### STATED TASK
Tally each line where the word "type" occurs, then give only the total.

### RAW RECORDS

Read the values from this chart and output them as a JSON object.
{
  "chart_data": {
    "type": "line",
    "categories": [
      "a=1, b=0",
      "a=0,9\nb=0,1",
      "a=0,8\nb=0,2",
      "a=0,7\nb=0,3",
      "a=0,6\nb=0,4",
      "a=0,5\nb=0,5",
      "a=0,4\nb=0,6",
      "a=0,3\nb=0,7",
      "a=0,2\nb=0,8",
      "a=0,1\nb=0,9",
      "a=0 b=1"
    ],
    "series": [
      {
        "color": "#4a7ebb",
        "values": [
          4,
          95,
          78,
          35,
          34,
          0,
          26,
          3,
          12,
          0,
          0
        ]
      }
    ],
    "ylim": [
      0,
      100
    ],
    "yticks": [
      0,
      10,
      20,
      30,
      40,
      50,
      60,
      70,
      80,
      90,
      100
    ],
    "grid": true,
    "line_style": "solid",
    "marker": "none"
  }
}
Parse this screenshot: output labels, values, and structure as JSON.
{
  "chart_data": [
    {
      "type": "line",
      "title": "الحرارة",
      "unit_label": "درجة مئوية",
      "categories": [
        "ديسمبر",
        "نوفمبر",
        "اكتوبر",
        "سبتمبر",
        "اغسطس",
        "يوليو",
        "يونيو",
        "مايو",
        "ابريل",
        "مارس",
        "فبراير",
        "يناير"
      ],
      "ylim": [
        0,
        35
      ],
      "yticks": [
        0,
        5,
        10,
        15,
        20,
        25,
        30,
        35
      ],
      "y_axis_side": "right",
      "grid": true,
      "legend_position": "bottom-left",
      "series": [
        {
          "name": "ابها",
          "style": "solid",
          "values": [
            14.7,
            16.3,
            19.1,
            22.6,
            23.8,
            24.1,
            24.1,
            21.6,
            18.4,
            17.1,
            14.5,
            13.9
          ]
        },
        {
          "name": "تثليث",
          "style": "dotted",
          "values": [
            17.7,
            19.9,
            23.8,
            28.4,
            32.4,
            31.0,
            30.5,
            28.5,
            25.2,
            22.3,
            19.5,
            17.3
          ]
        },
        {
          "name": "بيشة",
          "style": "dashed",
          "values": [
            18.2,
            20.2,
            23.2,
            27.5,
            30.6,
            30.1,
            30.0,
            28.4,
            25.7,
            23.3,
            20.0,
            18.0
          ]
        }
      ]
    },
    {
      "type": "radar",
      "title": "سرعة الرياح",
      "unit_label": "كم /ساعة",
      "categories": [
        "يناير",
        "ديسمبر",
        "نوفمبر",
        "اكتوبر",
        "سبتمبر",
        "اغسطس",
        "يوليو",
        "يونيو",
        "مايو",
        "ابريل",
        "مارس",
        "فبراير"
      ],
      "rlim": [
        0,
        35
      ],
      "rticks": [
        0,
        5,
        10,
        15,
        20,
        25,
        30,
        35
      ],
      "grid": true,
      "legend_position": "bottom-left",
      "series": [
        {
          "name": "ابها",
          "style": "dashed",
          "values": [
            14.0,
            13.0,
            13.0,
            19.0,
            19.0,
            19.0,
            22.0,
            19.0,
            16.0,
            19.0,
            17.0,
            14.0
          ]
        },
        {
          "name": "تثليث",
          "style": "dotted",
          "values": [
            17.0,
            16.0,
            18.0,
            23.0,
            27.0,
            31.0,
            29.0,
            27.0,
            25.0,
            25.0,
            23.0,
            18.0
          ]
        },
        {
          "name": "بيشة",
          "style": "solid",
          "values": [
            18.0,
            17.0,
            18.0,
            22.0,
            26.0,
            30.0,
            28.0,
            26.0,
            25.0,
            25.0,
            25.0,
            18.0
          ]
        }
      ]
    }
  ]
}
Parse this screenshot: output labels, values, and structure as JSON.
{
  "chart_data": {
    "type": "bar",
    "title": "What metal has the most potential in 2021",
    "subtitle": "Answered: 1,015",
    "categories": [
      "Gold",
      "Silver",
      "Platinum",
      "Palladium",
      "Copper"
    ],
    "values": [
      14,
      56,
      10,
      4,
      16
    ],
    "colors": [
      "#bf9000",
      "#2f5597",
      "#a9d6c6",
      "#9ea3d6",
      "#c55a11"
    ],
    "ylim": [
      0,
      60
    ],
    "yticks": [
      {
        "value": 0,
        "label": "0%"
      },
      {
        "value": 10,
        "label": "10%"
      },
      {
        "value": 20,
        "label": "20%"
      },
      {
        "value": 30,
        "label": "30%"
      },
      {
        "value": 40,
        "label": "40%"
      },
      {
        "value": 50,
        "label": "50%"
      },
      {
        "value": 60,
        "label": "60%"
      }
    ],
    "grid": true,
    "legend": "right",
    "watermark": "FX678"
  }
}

### RESPONSE
4